START Data to use

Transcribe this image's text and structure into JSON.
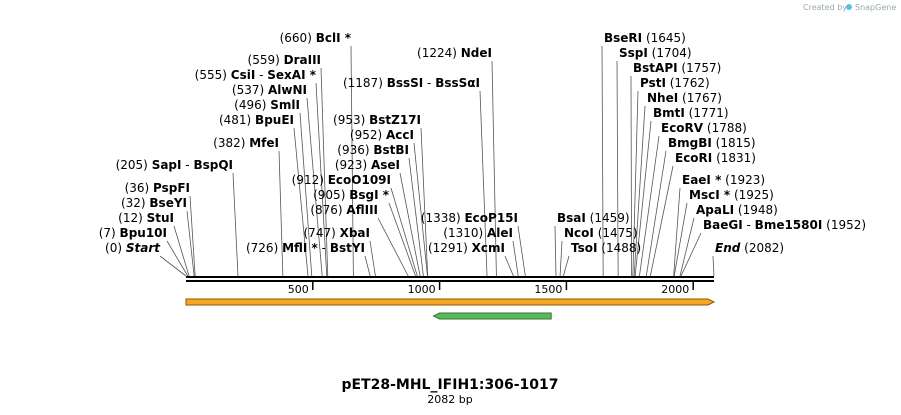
{
  "credits": {
    "prefix": "Created by",
    "brand": "SnapGene"
  },
  "map": {
    "name": "pET28-MHL_IFIH1:306-1017",
    "length_label": "2082 bp",
    "total_bp": 2082,
    "ticks": [
      "500",
      "1000",
      "1500",
      "2000"
    ],
    "tick_values": [
      500,
      1000,
      1500,
      2000
    ],
    "features": [
      {
        "name": "orange-feature",
        "start": 0,
        "end": 2082,
        "color": "#f5a623",
        "direction": "forward"
      },
      {
        "name": "green-feature",
        "start": 976,
        "end": 1440,
        "color": "#5cb85c",
        "direction": "reverse"
      }
    ],
    "sites": [
      {
        "pos": "(0)",
        "bp": 0,
        "names": [
          "Start"
        ],
        "italic": true,
        "side": "left"
      },
      {
        "pos": "(7)",
        "bp": 7,
        "names": [
          "Bpu10I"
        ],
        "side": "left"
      },
      {
        "pos": "(12)",
        "bp": 12,
        "names": [
          "StuI"
        ],
        "side": "left"
      },
      {
        "pos": "(32)",
        "bp": 32,
        "names": [
          "BseYI"
        ],
        "side": "left"
      },
      {
        "pos": "(36)",
        "bp": 36,
        "names": [
          "PspFI"
        ],
        "side": "left"
      },
      {
        "pos": "(205)",
        "bp": 205,
        "names": [
          "SapI",
          "BspQI"
        ],
        "side": "left"
      },
      {
        "pos": "(382)",
        "bp": 382,
        "names": [
          "MfeI"
        ],
        "side": "left"
      },
      {
        "pos": "(481)",
        "bp": 481,
        "names": [
          "BpuEI"
        ],
        "side": "left"
      },
      {
        "pos": "(496)",
        "bp": 496,
        "names": [
          "SmlI"
        ],
        "side": "left"
      },
      {
        "pos": "(537)",
        "bp": 537,
        "names": [
          "AlwNI"
        ],
        "side": "left"
      },
      {
        "pos": "(555)",
        "bp": 555,
        "names": [
          "CsiI",
          "SexAI *"
        ],
        "side": "left"
      },
      {
        "pos": "(559)",
        "bp": 559,
        "names": [
          "DraIII"
        ],
        "side": "left"
      },
      {
        "pos": "(660)",
        "bp": 660,
        "names": [
          "BclI *"
        ],
        "side": "left"
      },
      {
        "pos": "(726)",
        "bp": 726,
        "names": [
          "MflI *",
          "BstYI"
        ],
        "side": "left"
      },
      {
        "pos": "(747)",
        "bp": 747,
        "names": [
          "XbaI"
        ],
        "side": "left"
      },
      {
        "pos": "(876)",
        "bp": 876,
        "names": [
          "AflIII"
        ],
        "side": "left"
      },
      {
        "pos": "(905)",
        "bp": 905,
        "names": [
          "BsgI *"
        ],
        "side": "left"
      },
      {
        "pos": "(912)",
        "bp": 912,
        "names": [
          "EcoO109I"
        ],
        "side": "left"
      },
      {
        "pos": "(923)",
        "bp": 923,
        "names": [
          "AseI"
        ],
        "side": "left"
      },
      {
        "pos": "(936)",
        "bp": 936,
        "names": [
          "BstBI"
        ],
        "side": "left"
      },
      {
        "pos": "(952)",
        "bp": 952,
        "names": [
          "AccI"
        ],
        "side": "left"
      },
      {
        "pos": "(953)",
        "bp": 953,
        "names": [
          "BstZ17I"
        ],
        "side": "left"
      },
      {
        "pos": "(1187)",
        "bp": 1187,
        "names": [
          "BssSI",
          "BssSαI"
        ],
        "side": "left"
      },
      {
        "pos": "(1224)",
        "bp": 1224,
        "names": [
          "NdeI"
        ],
        "side": "left"
      },
      {
        "pos": "(1291)",
        "bp": 1291,
        "names": [
          "XcmI"
        ],
        "side": "left"
      },
      {
        "pos": "(1310)",
        "bp": 1310,
        "names": [
          "AleI"
        ],
        "side": "left"
      },
      {
        "pos": "(1338)",
        "bp": 1338,
        "names": [
          "EcoP15I"
        ],
        "side": "left"
      },
      {
        "pos": "(1459)",
        "bp": 1459,
        "names": [
          "BsaI"
        ],
        "side": "right"
      },
      {
        "pos": "(1475)",
        "bp": 1475,
        "names": [
          "NcoI"
        ],
        "side": "right"
      },
      {
        "pos": "(1488)",
        "bp": 1488,
        "names": [
          "TsoI"
        ],
        "side": "right"
      },
      {
        "pos": "(1645)",
        "bp": 1645,
        "names": [
          "BseRI"
        ],
        "side": "right"
      },
      {
        "pos": "(1704)",
        "bp": 1704,
        "names": [
          "SspI"
        ],
        "side": "right"
      },
      {
        "pos": "(1757)",
        "bp": 1757,
        "names": [
          "BstAPI"
        ],
        "side": "right"
      },
      {
        "pos": "(1762)",
        "bp": 1762,
        "names": [
          "PstI"
        ],
        "side": "right"
      },
      {
        "pos": "(1767)",
        "bp": 1767,
        "names": [
          "NheI"
        ],
        "side": "right"
      },
      {
        "pos": "(1771)",
        "bp": 1771,
        "names": [
          "BmtI"
        ],
        "side": "right"
      },
      {
        "pos": "(1788)",
        "bp": 1788,
        "names": [
          "EcoRV"
        ],
        "side": "right"
      },
      {
        "pos": "(1815)",
        "bp": 1815,
        "names": [
          "BmgBI"
        ],
        "side": "right"
      },
      {
        "pos": "(1831)",
        "bp": 1831,
        "names": [
          "EcoRI"
        ],
        "side": "right"
      },
      {
        "pos": "(1923)",
        "bp": 1923,
        "names": [
          "EaeI *"
        ],
        "side": "right"
      },
      {
        "pos": "(1925)",
        "bp": 1925,
        "names": [
          "MscI *"
        ],
        "side": "right"
      },
      {
        "pos": "(1948)",
        "bp": 1948,
        "names": [
          "ApaLI"
        ],
        "side": "right"
      },
      {
        "pos": "(1952)",
        "bp": 1952,
        "names": [
          "BaeGI",
          "Bme1580I"
        ],
        "side": "right"
      },
      {
        "pos": "(2082)",
        "bp": 2082,
        "names": [
          "End"
        ],
        "italic": true,
        "side": "right"
      }
    ]
  }
}
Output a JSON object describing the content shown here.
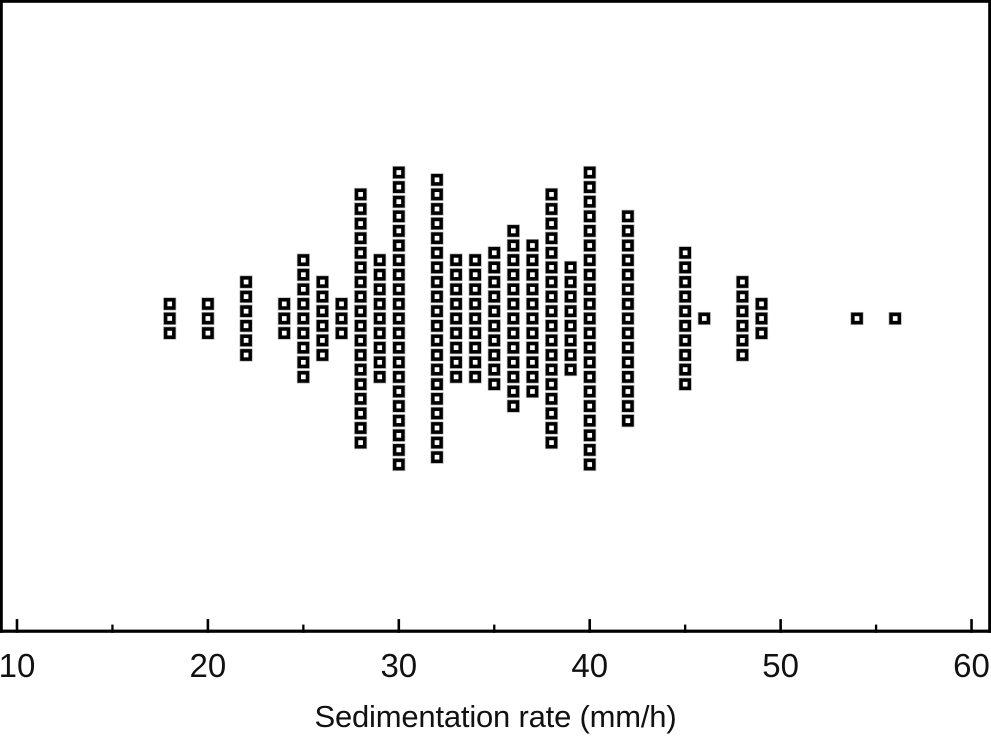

END Data to use

*Description of the task*.
Copy every line of the records above that holds the word "JSON".

*Result for this task*.
Transcribe this image's text and structure into JSON.
Output a JSON object describing the content shown here.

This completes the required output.